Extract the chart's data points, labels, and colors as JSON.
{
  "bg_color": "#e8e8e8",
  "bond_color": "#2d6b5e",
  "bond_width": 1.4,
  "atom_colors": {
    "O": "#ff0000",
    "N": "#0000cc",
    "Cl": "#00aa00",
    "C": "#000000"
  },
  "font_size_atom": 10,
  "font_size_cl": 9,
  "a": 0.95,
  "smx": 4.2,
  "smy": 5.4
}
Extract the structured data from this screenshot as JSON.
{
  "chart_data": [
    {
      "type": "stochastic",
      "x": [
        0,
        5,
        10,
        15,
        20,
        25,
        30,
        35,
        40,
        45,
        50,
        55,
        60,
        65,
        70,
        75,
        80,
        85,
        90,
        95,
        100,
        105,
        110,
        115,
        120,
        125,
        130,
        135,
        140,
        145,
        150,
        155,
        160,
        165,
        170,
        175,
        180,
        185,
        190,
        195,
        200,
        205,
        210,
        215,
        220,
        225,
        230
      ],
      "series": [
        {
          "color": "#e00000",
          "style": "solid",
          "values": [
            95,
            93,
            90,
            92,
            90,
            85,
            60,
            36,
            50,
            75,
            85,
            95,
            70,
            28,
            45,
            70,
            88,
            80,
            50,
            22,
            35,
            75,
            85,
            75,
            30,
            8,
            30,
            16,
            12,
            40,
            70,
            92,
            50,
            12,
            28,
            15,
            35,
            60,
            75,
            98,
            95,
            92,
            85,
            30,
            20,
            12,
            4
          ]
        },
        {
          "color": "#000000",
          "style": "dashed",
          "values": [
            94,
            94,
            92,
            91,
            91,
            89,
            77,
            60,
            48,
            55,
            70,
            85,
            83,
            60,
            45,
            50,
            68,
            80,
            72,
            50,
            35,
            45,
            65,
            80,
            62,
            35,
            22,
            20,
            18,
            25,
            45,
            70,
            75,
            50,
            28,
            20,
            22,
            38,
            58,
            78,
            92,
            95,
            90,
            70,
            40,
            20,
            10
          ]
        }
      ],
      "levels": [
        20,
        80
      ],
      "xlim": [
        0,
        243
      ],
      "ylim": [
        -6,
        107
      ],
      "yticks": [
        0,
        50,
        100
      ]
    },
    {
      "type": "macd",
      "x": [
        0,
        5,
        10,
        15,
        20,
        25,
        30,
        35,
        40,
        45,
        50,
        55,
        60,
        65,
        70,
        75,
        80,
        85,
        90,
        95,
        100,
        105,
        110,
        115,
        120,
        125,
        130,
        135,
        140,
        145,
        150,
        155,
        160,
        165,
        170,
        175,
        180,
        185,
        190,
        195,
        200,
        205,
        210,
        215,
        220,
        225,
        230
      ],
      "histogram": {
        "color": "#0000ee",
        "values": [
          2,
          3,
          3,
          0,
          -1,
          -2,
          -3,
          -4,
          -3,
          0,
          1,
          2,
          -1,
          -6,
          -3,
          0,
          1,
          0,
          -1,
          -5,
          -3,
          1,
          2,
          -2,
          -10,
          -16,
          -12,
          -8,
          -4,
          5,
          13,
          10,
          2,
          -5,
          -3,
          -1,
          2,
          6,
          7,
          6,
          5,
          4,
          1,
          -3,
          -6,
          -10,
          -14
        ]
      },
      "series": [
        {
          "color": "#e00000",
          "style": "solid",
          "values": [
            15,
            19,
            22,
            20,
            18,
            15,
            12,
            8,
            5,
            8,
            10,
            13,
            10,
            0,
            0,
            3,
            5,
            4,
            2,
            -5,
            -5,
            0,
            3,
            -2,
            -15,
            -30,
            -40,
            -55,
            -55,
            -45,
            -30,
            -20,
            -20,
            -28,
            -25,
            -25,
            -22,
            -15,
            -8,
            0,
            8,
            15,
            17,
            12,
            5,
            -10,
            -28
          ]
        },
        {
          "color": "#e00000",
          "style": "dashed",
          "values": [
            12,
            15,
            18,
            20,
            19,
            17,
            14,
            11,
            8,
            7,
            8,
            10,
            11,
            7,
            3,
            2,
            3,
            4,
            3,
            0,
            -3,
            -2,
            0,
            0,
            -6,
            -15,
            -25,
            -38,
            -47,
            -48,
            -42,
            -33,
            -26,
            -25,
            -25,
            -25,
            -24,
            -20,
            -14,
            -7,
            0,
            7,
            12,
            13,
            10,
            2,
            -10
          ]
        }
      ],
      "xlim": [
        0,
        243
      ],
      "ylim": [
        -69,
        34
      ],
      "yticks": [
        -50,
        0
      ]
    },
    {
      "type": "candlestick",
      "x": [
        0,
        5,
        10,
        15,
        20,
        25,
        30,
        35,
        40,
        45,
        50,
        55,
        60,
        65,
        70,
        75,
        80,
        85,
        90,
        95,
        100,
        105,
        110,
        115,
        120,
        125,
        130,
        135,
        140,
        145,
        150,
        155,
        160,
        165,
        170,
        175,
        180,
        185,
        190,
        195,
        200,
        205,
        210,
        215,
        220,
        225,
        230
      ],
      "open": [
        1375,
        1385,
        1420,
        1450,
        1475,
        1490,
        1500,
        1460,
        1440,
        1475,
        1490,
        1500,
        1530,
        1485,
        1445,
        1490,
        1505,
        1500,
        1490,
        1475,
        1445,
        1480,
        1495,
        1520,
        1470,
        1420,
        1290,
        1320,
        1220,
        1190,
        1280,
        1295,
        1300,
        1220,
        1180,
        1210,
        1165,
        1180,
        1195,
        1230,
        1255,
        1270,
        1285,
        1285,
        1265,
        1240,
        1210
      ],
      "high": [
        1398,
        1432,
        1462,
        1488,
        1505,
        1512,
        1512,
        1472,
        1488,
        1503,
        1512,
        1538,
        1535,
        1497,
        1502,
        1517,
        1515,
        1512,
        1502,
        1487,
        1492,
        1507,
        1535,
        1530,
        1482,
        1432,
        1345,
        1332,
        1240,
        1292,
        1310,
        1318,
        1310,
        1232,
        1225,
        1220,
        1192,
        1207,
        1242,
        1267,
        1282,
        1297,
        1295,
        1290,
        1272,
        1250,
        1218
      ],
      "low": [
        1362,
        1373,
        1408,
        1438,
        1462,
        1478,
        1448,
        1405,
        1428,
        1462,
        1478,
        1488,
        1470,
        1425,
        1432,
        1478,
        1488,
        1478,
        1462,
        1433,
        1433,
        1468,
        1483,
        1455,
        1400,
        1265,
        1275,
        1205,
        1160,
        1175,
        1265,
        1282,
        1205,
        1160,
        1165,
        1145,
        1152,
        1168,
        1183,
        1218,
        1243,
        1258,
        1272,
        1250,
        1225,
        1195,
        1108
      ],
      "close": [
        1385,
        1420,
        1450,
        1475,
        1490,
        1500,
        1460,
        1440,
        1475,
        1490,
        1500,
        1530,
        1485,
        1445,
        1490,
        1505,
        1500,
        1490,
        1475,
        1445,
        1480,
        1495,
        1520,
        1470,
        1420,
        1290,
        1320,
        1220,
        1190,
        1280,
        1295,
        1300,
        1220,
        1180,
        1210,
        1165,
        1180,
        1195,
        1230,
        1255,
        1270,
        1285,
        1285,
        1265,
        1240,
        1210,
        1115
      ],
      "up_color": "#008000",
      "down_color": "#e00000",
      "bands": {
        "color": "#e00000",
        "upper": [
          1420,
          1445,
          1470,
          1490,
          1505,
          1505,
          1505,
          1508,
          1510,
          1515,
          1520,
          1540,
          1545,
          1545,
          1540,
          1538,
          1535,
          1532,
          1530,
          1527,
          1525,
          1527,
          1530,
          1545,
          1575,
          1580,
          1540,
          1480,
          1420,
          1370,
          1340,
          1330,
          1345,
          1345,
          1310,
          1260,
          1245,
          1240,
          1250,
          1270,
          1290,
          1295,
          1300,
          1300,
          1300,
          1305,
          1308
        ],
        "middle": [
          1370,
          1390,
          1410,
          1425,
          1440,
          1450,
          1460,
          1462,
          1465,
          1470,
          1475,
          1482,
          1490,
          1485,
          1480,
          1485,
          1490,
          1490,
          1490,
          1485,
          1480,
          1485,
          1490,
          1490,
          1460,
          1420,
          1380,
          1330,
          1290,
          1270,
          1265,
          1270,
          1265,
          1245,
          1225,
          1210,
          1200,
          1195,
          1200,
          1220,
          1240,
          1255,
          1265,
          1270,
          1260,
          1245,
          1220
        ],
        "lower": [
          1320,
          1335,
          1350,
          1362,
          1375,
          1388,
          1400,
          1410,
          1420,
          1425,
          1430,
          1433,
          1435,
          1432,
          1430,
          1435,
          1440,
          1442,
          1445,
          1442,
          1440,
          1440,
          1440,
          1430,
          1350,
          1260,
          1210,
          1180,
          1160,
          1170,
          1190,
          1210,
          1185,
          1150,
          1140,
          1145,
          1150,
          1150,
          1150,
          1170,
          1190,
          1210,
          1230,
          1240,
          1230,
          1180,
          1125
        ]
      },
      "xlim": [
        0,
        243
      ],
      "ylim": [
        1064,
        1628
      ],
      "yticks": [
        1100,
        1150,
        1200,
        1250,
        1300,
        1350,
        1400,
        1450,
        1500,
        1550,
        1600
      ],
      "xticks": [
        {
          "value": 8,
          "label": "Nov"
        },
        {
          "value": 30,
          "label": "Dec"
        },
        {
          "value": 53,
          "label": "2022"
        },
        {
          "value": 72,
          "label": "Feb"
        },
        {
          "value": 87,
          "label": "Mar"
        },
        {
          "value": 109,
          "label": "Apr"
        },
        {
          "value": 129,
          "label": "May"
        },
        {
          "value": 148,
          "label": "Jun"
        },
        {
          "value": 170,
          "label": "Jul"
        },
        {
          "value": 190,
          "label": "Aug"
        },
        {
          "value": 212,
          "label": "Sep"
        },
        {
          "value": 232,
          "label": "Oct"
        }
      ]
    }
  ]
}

____________

Filter the listing for the word "JSON" and copy every line that holds it.

## Result
Extract the chart's data points, labels, and colors as JSON.
Extract the structured data from this screenshot as JSON.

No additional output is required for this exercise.